(Stored data)
· · · ·

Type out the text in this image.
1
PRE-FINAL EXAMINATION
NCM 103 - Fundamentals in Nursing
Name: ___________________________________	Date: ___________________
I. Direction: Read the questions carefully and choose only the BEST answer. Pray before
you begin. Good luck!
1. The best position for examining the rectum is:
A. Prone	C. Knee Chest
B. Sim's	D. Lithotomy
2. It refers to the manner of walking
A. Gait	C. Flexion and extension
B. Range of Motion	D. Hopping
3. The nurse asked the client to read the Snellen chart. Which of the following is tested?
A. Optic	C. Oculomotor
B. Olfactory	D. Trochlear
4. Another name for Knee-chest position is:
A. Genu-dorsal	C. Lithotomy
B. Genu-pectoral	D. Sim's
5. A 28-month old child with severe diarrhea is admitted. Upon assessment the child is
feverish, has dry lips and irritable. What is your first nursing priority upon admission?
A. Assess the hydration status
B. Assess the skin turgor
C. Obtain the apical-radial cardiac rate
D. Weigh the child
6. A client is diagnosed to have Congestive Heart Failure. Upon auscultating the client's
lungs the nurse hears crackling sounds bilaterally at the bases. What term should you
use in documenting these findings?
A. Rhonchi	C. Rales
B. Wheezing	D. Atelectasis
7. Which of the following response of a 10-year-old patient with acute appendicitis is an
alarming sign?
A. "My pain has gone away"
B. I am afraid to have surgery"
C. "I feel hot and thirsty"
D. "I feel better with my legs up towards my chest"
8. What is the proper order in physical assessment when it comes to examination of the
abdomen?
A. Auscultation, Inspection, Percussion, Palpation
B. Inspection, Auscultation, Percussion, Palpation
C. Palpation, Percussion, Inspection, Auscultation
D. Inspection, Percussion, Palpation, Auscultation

· · · ·

_Given task_
Faithfully reproduce all of the records, character for character.

_Answer to this problem_
Type out the text in this image.
1
PRE-FINAL EXAMINATION
NCM 103 - Fundamentals in Nursing
Name: ___________________________________	Date: ___________________
I. Direction: Read the questions carefully and choose only the BEST answer. Pray before
you begin. Good luck!
1. The best position for examining the rectum is:
A. Prone	C. Knee Chest
B. Sim's	D. Lithotomy
2. It refers to the manner of walking
A. Gait	C. Flexion and extension
B. Range of Motion	D. Hopping
3. The nurse asked the client to read the Snellen chart. Which of the following is tested?
A. Optic	C. Oculomotor
B. Olfactory	D. Trochlear
4. Another name for Knee-chest position is:
A. Genu-dorsal	C. Lithotomy
B. Genu-pectoral	D. Sim's
5. A 28-month old child with severe diarrhea is admitted. Upon assessment the child is
feverish, has dry lips and irritable. What is your first nursing priority upon admission?
A. Assess the hydration status
B. Assess the skin turgor
C. Obtain the apical-radial cardiac rate
D. Weigh the child
6. A client is diagnosed to have Congestive Heart Failure. Upon auscultating the client's
lungs the nurse hears crackling sounds bilaterally at the bases. What term should you
use in documenting these findings?
A. Rhonchi	C. Rales
B. Wheezing	D. Atelectasis
7. Which of the following response of a 10-year-old patient with acute appendicitis is an
alarming sign?
A. "My pain has gone away"
B. I am afraid to have surgery"
C. "I feel hot and thirsty"
D. "I feel better with my legs up towards my chest"
8. What is the proper order in physical assessment when it comes to examination of the
abdomen?
A. Auscultation, Inspection, Percussion, Palpation
B. Inspection, Auscultation, Percussion, Palpation
C. Palpation, Percussion, Inspection, Auscultation
D. Inspection, Percussion, Palpation, Auscultation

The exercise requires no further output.